• **Document text**:
+--

1,439 thoughts on “Evo-Info 3: Evolution is not search

  1. Mung,

    Now increase the number of cards in the deck by one. Give it the same value and suit as one of the existing cards in the deck. Did that improve his odds of being dealt a straight flush? Only in evo-fantasy-land.

    Nope. Not even there. The first thing happening has no bearing on whether it will happen again, and no-one’s saying it does.

    However. Let’s try another analogy. You have a bag of balls. Some of them have an eye painted on. Your poker analogy has you knowing what the proportion of eye-balls is. You seem to think people are saying that pulling one eye-ball out increases the chance of pulling a second. Of course it doesn’t. But when you don’t even know the proportions, pulling a second gives you extra information about what’s in the bag – you are getting closer to discovering the unknown actual frequencies, refining your initial assessment if based only upon the first.

    It’s also a bit like doing an experiment twice, and then a third time and so on. The first attempts don’t affect the outcomes of the later ones, they just keep sampling the (unknown) distribution.

  2. Tom English: However, we now treat the Devil’s own invention, sets, as more fundamental than the integers. The counting numbers 0, 1, 2, … are defined as sets:

    Erik: The line of thinking where you can derive other numbers from zero is parallel to that creatio ex nihilo makes sense.

    Are you not a linguist? I illustrated how a recursive definition of the natural numbers works, without giving the definition. My use of the familiar names 0, 1, 2, 3, … is only to aid understanding. Formally, the empty set {} is a natural number, and if n is a natural number, then the union of n and {n} is also a natural number.

    Erik: Either way, none of this is from the Devil. Why do you think it is?

    The Wikiquote translation of Kronecker: “God made the integers, all the rest is the work of man.” I thought it was somewhat humorous to say, when defining God’s invention in terms of sets, that sets are the Devil’s own invention.

  3. Allan Miller:
    Mung,

    Nope. Not even there. The first thing happening has no bearing on whether it will happen again, and no-one’s saying it does.

    However. Let’s try another analogy. You have a bag of balls. Some of them have an eye painted on. Your poker analogy has you knowing what the proportion of eye-balls is. You seem to think people are saying that pulling one eye-ball out increases the chance of pulling a second. Of course it doesn’t. But when you don’t even know the proportions, pulling a second gives you extra information about what’s in the bag – you are getting closer to discovering the unknown actual frequencies, refining your initial assessment if based only upon the first.

+--

• **Material**:
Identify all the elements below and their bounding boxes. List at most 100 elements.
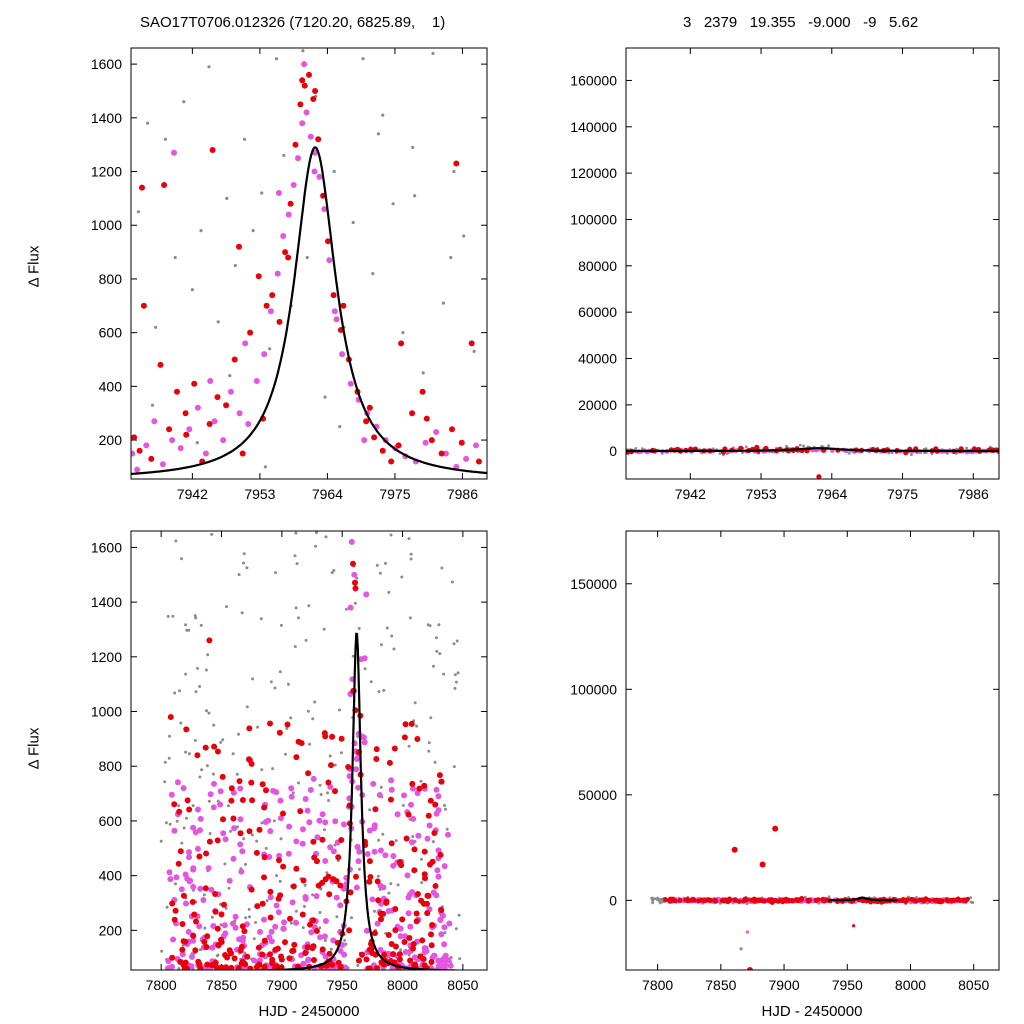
- data-point-gray: [371, 272, 375, 276]
- data-point-magenta: [217, 801, 224, 808]
- data-point-gray: [323, 828, 326, 832]
- data-point-magenta: [415, 832, 422, 839]
- data-point-gray: [452, 642, 456, 646]
- data-point-red: [424, 900, 430, 907]
- data-point-gray: [203, 926, 207, 930]
- data-point-red: [276, 318, 283, 325]
- data-point-red: [161, 182, 168, 188]
- panel-bottom-right: 7800 7850 7900 7950 8000 8050 0 50000 100000 1500…: [570, 530, 1000, 993]
- data-point-gray: [325, 871, 329, 875]
- data-point-gray: [244, 862, 247, 866]
- data-point-red: [458, 439, 465, 446]
- data-point-gray: [242, 561, 245, 565]
- data-point-gray: [435, 636, 438, 640]
- data-point-red: [816, 474, 822, 479]
- data-point-magenta: [286, 823, 293, 830]
- data-point-red: [667, 898, 672, 904]
- data-point-magenta: [442, 961, 449, 968]
- data-point-red: [304, 944, 311, 951]
- y-tick-label: 1400: [91, 110, 122, 126]
- data-point-red: [391, 745, 398, 752]
- data-point-magenta: [337, 948, 344, 954]
- data-point-magenta: [364, 851, 371, 857]
- x-tick-label: 7953: [745, 486, 776, 502]
- data-point-magenta: [232, 924, 239, 931]
- data-point-magenta: [409, 889, 416, 895]
- data-point-gray: [432, 664, 435, 668]
- data-point-red: [401, 734, 408, 741]
- data-point-gray: [785, 444, 788, 448]
- data-point-red: [411, 962, 418, 968]
- data-point-red: [683, 897, 689, 903]
- data-point-red: [169, 954, 176, 961]
- data-point-magenta: [180, 785, 187, 792]
- data-point-magenta: [178, 886, 185, 893]
- data-point-gray: [237, 732, 240, 736]
- data-point-red: [366, 404, 373, 411]
- fit-curve: [626, 447, 999, 453]
- data-point-red: [206, 838, 213, 845]
- data-point-magenta: [293, 919, 299, 926]
- data-point-gray: [381, 113, 385, 117]
- data-point-red: [204, 933, 211, 940]
- data-point-gray: [202, 893, 206, 897]
- data-point-gray: [376, 132, 380, 136]
- data-point-gray: [357, 627, 361, 630]
- data-point-gray: [441, 301, 445, 305]
- data-point-red: [428, 959, 435, 965]
- data-point-gray: [332, 568, 336, 572]
- data-point-gray: [409, 557, 413, 561]
- data-point-magenta: [301, 61, 308, 68]
- data-point-red: [193, 918, 199, 925]
- data-point-gray: [265, 899, 269, 903]
- data-point-magenta: [430, 889, 437, 896]
- data-point-magenta: [189, 953, 195, 960]
- data-point-gray: [650, 896, 654, 900]
- data-point-magenta: [409, 839, 415, 846]
- data-point-red: [190, 932, 197, 939]
- data-point-red: [407, 957, 414, 964]
- data-point-red: [330, 292, 337, 299]
- data-point-magenta: [377, 847, 384, 854]
- data-point-gray: [389, 882, 393, 886]
- data-point-red: [923, 896, 929, 902]
- data-point-gray: [259, 617, 263, 621]
- data-point-gray: [181, 943, 185, 947]
- data-point-magenta: [285, 850, 292, 857]
- data-point-gray: [210, 915, 214, 919]
- y-tick-label: 600: [99, 325, 123, 341]
- data-point-gray: [427, 749, 431, 753]
- data-point-magenta: [277, 815, 284, 822]
- data-point-red: [366, 878, 373, 885]
- x-tick-label: 7942: [675, 486, 706, 502]
- data-point-magenta: [435, 873, 442, 880]
- data-point-red: [401, 939, 408, 945]
- data-point-gray: [207, 799, 211, 803]
- data-point-gray: [274, 57, 279, 61]
- data-point-gray: [438, 652, 442, 656]
- data-point-magenta: [195, 806, 201, 813]
- data-point-gray: [163, 137, 167, 141]
- data-point-red: [398, 340, 405, 347]
- data-point-gray: [357, 867, 361, 871]
- data-point-gray: [193, 614, 197, 618]
- data-point-magenta: [369, 896, 376, 903]
- data-point-magenta: [171, 149, 177, 156]
- data-point-red: [242, 961, 249, 968]
- data-point-red: [352, 579, 358, 586]
- data-point-red: [413, 910, 420, 917]
- data-point-magenta: [261, 351, 268, 358]
- data-point-red: [796, 898, 802, 903]
- data-point-red: [191, 911, 198, 918]
- data-point-red: [222, 952, 229, 958]
- data-point-red: [183, 431, 190, 438]
- data-point-gray: [384, 561, 387, 565]
- data-point-gray: [260, 768, 264, 772]
- data-point-gray: [224, 906, 228, 910]
- data-point-red: [191, 380, 198, 387]
- data-point-gray: [171, 614, 175, 618]
- data-point-gray: [327, 799, 331, 802]
- data-point-red: [934, 897, 940, 903]
- data-point-magenta: [441, 941, 448, 948]
- y-tick-label: 800: [99, 758, 123, 774]
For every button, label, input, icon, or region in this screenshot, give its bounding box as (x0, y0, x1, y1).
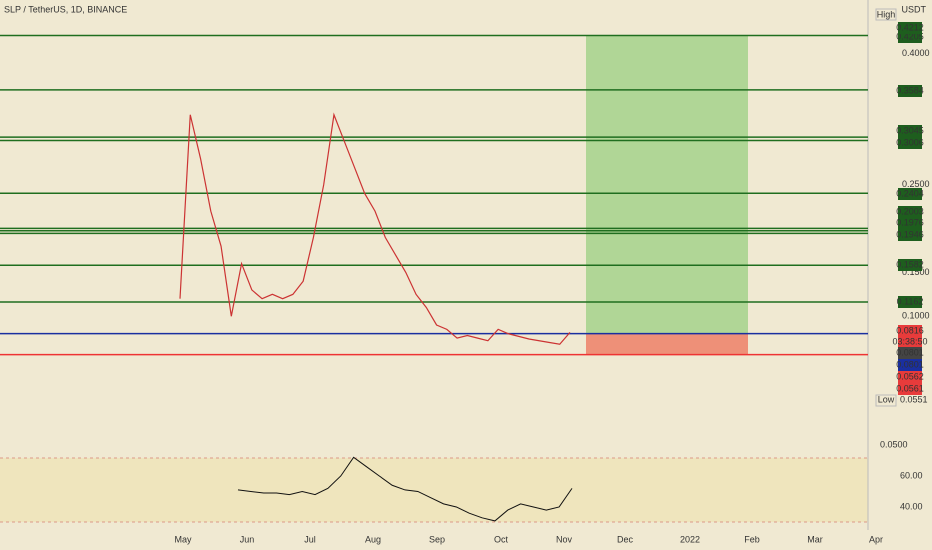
price-tag-label: 0.0816 (896, 325, 924, 335)
rsi-line (237, 456, 573, 522)
price-tick-label: 0.1500 (902, 267, 930, 277)
level-label: 0.1976 (896, 217, 924, 227)
level-label: 0.1582 (896, 259, 924, 269)
level-tag (898, 217, 922, 229)
currency: USDT (902, 4, 927, 14)
price-tag (898, 22, 922, 34)
level-tag (898, 188, 922, 200)
level-label: 0.3045 (896, 125, 924, 135)
low-value: 0.0551 (900, 394, 928, 404)
level-label: 0.3006 (896, 137, 924, 147)
x-tick-label: Aug (365, 534, 381, 544)
price-tag (898, 371, 922, 383)
volume-axis-label: 0.0500 (880, 439, 908, 449)
symbol-title: SLP / TetherUS, 1D, BINANCE (4, 4, 127, 14)
low-box (875, 394, 897, 407)
level-tag (898, 259, 922, 271)
level-label: 0.1946 (896, 229, 924, 239)
price-tag (898, 347, 922, 359)
x-tick-label: 2022 (680, 534, 700, 544)
x-tick-label: Dec (617, 534, 634, 544)
x-tick-label: Sep (429, 534, 445, 544)
price-line (179, 112, 571, 345)
level-tag (898, 85, 922, 97)
level-label: 0.2003 (896, 206, 924, 216)
x-tick-label: May (174, 534, 192, 544)
price-tick-label: 0.2500 (902, 179, 930, 189)
high-box (875, 8, 897, 21)
price-tick-label: 0.1000 (902, 311, 930, 321)
rsi-tick-label: 40.00 (900, 501, 923, 511)
stop-zone (586, 333, 748, 355)
level-label: 0.1162 (897, 296, 924, 306)
x-tick-label: Feb (744, 534, 760, 544)
level-tag (898, 125, 922, 137)
price-tag (898, 325, 922, 337)
level-label: 0.2404 (896, 188, 924, 198)
target-zone (586, 35, 748, 334)
price-tick-label: 0.4000 (902, 48, 930, 58)
price-tag (898, 336, 922, 348)
level-tag (898, 206, 922, 218)
rsi-tick-label: 60.00 (900, 470, 923, 480)
level-tag (898, 229, 922, 241)
level-tag (898, 296, 922, 308)
x-tick-label: Apr (869, 534, 883, 544)
x-tick-label: Jul (304, 534, 316, 544)
price-tag-label: 0.0801 (896, 347, 924, 357)
price-tag-label: 0.0561 (896, 383, 924, 393)
x-tick-label: Oct (494, 534, 509, 544)
x-tick-label: Nov (556, 534, 573, 544)
price-tag-label: 03:38:50 (892, 336, 927, 346)
level-label: 0.3584 (896, 85, 924, 95)
low-name: Low (878, 394, 895, 404)
level-tag (898, 137, 922, 149)
price-tag-label: 0.0562 (896, 371, 924, 381)
high-name: High (877, 9, 896, 19)
price-tag-label: 0.4212 (896, 22, 924, 32)
indicator-pane (0, 458, 868, 522)
price-tag (898, 359, 922, 371)
x-tick-label: Mar (807, 534, 823, 544)
x-tick-label: Jun (240, 534, 255, 544)
price-tag (898, 383, 922, 395)
price-tag-label: 0.0801 (896, 359, 924, 369)
level-label: 0.4205 (896, 31, 924, 41)
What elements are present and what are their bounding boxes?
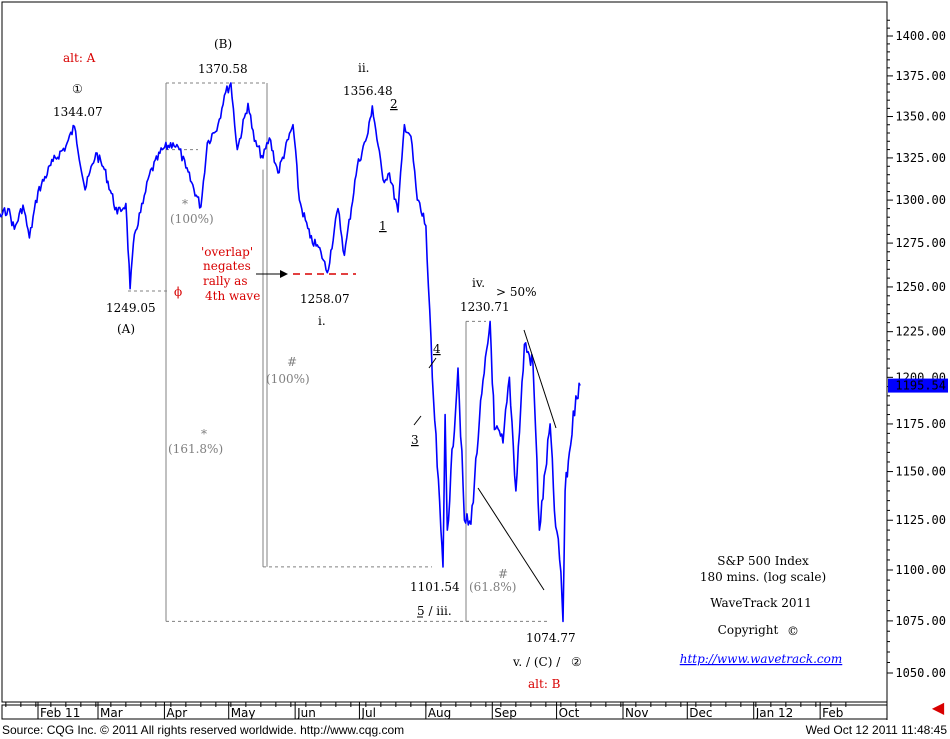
sub-wave-1-label: 1 — [379, 219, 387, 233]
wave-ii-label: ii. — [358, 61, 370, 75]
overlap-line-1: 'overlap' — [201, 245, 253, 259]
wave-3-pointer — [413, 415, 422, 426]
wave-5-iii-label: 5 / iii. — [417, 604, 452, 618]
y-tick-label: 1350.00 — [895, 110, 946, 124]
source-text: Source: CQG Inc. © 2011 All rights reser… — [2, 723, 405, 737]
phi-label: ϕ — [174, 285, 182, 299]
y-tick-label: 1050.00 — [895, 666, 946, 680]
fib-hash-100-label: # — [287, 355, 297, 369]
y-tick-label: 1100.00 — [895, 563, 946, 577]
x-tick-label: Mar — [100, 706, 123, 720]
x-tick-label: Jul — [360, 706, 375, 720]
low-1101-label: 1101.54 — [410, 580, 460, 594]
chart-subtitle: 180 mins. (log scale) — [700, 570, 826, 584]
wave-a-label: (A) — [117, 322, 135, 336]
y-tick-label: 1075.00 — [895, 614, 946, 628]
wavetrack-link[interactable]: http://www.wavetrack.com — [680, 652, 843, 666]
y-tick-label: 1325.00 — [895, 151, 946, 165]
wave-i-label: i. — [318, 314, 326, 328]
x-tick-label: Feb — [822, 706, 843, 720]
fib-1618-label: (161.8%) — [168, 442, 223, 456]
wave-1-label: ① — [72, 82, 83, 96]
sub-wave-2-label: 2 — [390, 97, 398, 111]
fib-star-100-label: * — [182, 197, 188, 211]
brand-label: WaveTrack 2011 — [710, 596, 812, 610]
fib-618-label: (61.8%) — [469, 580, 516, 594]
last-price-tag: 1195.54 — [888, 378, 948, 393]
lower-channel-line — [477, 487, 545, 591]
copyright-icon: © — [787, 624, 799, 638]
high-1344-label: 1344.07 — [53, 105, 103, 119]
y-tick-label: 1225.00 — [895, 325, 946, 339]
x-tick-label: Jun — [296, 706, 316, 720]
high-1370-label: 1370.58 — [198, 62, 248, 76]
x-tick-label: Dec — [689, 706, 712, 720]
x-axis: Feb 11 Mar Apr May Jun Jul Aug Sep Oct Nov Dec Jan … — [5, 702, 847, 720]
x-tick-label: May — [231, 706, 256, 720]
x-tick-label: Oct — [559, 706, 580, 720]
copyright-label: Copyright — [718, 623, 779, 637]
x-tick-label: Aug — [428, 706, 451, 720]
gt-50-label: > 50% — [496, 285, 537, 299]
overlap-line-4: 4th wave — [205, 289, 260, 303]
overlap-line-3: rally as — [203, 274, 247, 288]
x-tick-label: Jan 12 — [755, 706, 794, 720]
chart-canvas: 1050.00 1075.00 1100.00 1125.00 1150.00 1175.… — [0, 1, 948, 720]
wave-iv-label: iv. — [472, 276, 485, 290]
chart-title: S&P 500 Index — [717, 554, 809, 568]
alt-b-label: alt: B — [528, 677, 561, 691]
y-tick-label: 1175.00 — [895, 417, 946, 431]
footer-bar: Source: CQG Inc. © 2011 All rights reser… — [0, 721, 950, 739]
timestamp-text: Wed Oct 12 2011 11:48:45 — [805, 723, 947, 737]
alt-a-label: alt: A — [63, 51, 96, 65]
sub-wave-3-label: 3 — [411, 433, 419, 447]
low-1249-label: 1249.05 — [106, 301, 156, 315]
y-tick-label: 1275.00 — [895, 236, 946, 250]
series-line — [0, 82, 581, 623]
wave-b-label: (B) — [214, 37, 232, 51]
fib-star-1618-label: * — [201, 427, 207, 441]
last-price-box — [888, 378, 948, 393]
wave-v-c-label: v. / (C) / — [512, 655, 561, 669]
y-tick-label: 1125.00 — [895, 513, 946, 527]
scroll-left-arrow-icon[interactable]: ◀ — [931, 698, 945, 717]
high-1230-label: 1230.71 — [460, 300, 510, 314]
y-tick-label: 1250.00 — [895, 280, 946, 294]
x-tick-label: Apr — [166, 706, 187, 720]
y-axis: 1050.00 1075.00 1100.00 1125.00 1150.00 1175.… — [887, 19, 946, 680]
sub-wave-4-label: 4 — [433, 342, 441, 356]
y-tick-label: 1375.00 — [895, 69, 946, 83]
fib-100b-label: (100%) — [266, 372, 310, 386]
y-tick-label: 1400.00 — [895, 29, 946, 43]
upper-channel-line — [523, 329, 557, 429]
fib-hash-618-label: # — [498, 567, 508, 581]
fib-100a-label: (100%) — [170, 212, 214, 226]
wave-4-pointer — [428, 357, 437, 369]
overlap-line-2: negates — [203, 259, 251, 273]
x-axis-band — [1, 704, 888, 720]
low-1258-label: 1258.07 — [300, 292, 350, 306]
x-tick-label: Sep — [494, 706, 517, 720]
overlap-arrow-head — [280, 270, 288, 278]
y-tick-label: 1150.00 — [895, 465, 946, 479]
x-tick-label: Feb 11 — [40, 706, 80, 720]
last-price-label: 1195.54 — [895, 379, 946, 393]
high-1356-label: 1356.48 — [343, 84, 393, 98]
wave-2-circled-label: ② — [571, 655, 582, 669]
fibonacci-guides — [165, 82, 548, 622]
low-1074-label: 1074.77 — [526, 631, 576, 645]
x-tick-label: Nov — [625, 706, 648, 720]
y-tick-label: 1300.00 — [895, 193, 946, 207]
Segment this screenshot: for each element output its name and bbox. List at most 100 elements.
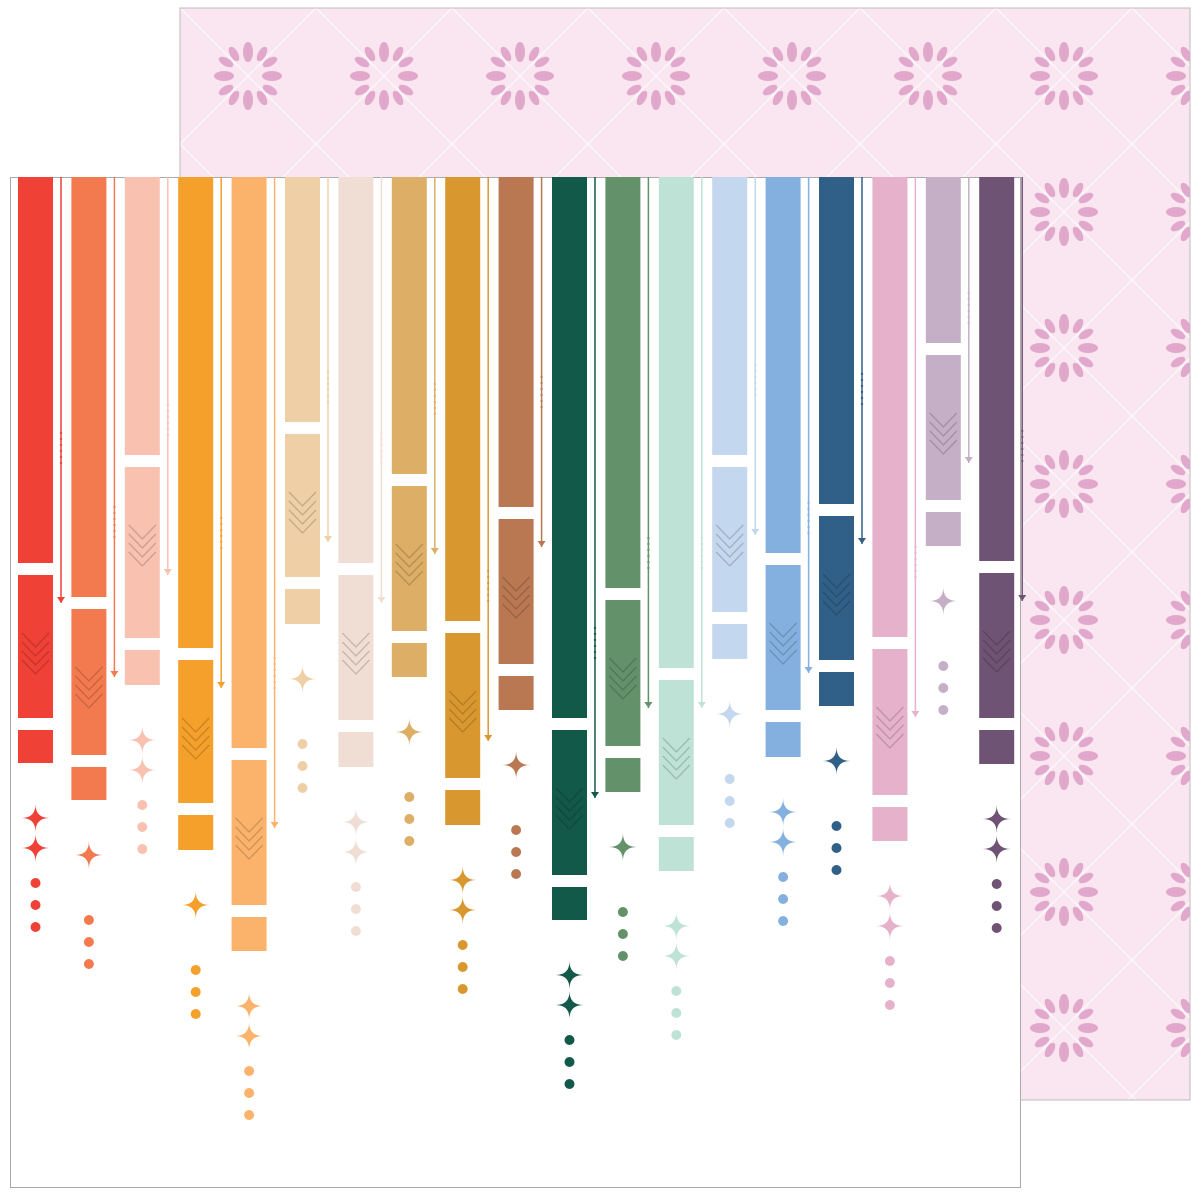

+--

• **Set tasks**:
**a.** In the comment thread, to whom is the line "God made the integers, all the rest is the work of man" attributed?
**b.** Write out the comment thread from "The Wikiquote translation" to "Devil’s own invention.", putting "amusing" in place of "humorous".

• **Full solutions**:
**a.** Kronecker

**b.**
The Wikiquote translation of Kronecker: “God made the integers, all the rest is the work of man.” I thought it was somewhat amusing to say, when defining God’s invention in terms of sets, that sets are the Devil’s own invention.